Brief ▸ For each line below that contains the string "this", copy that line.

Data excerpts ▸

......

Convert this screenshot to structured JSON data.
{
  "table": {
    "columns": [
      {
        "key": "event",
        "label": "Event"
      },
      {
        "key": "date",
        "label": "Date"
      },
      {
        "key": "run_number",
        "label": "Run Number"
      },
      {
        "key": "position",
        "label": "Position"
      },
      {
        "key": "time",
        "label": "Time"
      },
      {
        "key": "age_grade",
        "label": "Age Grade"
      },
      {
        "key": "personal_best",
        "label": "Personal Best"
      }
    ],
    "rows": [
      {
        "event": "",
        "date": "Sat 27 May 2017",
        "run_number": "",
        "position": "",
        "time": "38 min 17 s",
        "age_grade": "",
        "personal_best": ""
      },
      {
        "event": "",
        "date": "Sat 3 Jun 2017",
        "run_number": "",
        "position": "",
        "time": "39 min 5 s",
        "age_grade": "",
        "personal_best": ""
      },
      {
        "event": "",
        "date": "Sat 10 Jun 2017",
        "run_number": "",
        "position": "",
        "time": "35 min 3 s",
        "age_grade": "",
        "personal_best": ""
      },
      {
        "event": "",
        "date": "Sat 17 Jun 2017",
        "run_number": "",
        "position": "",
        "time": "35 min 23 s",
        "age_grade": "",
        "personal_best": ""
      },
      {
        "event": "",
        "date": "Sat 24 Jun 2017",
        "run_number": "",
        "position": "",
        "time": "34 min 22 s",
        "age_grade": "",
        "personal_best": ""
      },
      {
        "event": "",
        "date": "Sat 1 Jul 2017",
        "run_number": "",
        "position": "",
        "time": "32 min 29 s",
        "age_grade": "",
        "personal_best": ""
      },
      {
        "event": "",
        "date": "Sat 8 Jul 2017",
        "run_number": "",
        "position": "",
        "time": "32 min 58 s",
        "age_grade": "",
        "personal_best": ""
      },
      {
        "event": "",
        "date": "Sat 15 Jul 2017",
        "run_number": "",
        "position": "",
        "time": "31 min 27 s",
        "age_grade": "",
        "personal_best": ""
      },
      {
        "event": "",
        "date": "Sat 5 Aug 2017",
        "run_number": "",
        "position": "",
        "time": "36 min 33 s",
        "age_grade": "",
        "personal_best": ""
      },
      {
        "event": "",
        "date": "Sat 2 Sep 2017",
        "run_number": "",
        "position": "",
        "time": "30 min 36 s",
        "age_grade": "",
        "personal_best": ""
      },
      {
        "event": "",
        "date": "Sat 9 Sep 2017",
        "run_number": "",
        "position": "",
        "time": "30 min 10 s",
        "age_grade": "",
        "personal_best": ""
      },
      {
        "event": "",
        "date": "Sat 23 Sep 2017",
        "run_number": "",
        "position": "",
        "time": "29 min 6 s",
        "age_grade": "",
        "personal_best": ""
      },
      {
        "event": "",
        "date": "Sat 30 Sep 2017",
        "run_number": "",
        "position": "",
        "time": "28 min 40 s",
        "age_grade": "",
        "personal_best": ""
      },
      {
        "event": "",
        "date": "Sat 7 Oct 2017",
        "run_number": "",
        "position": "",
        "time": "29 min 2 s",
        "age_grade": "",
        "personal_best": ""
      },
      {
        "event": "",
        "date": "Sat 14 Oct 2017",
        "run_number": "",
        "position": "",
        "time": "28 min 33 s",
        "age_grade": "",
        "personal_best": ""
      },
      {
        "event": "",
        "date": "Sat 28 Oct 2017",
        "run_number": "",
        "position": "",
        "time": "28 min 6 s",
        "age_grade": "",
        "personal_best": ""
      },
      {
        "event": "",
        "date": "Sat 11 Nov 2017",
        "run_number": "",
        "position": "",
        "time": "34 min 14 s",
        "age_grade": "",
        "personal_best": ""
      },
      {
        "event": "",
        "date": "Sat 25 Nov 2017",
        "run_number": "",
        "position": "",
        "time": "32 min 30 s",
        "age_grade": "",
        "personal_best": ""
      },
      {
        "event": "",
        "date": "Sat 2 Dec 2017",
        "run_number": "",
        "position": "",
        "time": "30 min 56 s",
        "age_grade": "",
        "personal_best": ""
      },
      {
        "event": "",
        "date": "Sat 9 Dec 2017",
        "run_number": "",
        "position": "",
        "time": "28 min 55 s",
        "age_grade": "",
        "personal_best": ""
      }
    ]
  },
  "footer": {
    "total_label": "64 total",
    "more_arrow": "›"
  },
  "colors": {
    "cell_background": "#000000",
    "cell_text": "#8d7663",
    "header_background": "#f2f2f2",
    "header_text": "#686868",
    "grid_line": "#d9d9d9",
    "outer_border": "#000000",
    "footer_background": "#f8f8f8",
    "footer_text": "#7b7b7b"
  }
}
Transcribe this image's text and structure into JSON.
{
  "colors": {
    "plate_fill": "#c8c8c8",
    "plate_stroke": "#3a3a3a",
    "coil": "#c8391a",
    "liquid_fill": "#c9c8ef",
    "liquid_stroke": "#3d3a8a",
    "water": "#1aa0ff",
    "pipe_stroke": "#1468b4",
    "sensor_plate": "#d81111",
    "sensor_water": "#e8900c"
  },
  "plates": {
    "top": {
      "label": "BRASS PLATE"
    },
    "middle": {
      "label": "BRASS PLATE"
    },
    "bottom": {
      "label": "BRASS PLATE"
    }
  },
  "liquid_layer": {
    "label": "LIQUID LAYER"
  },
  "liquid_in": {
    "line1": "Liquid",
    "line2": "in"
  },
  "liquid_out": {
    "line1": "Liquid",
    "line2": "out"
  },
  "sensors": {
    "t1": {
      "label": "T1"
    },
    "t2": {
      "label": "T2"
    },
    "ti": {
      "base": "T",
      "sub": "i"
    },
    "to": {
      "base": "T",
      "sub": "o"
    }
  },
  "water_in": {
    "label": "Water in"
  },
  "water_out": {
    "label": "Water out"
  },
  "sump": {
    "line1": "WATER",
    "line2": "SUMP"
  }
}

......

Task solution ▸
Convert this screenshot to structured JSON data.
Transcribe this image's text and structure into JSON.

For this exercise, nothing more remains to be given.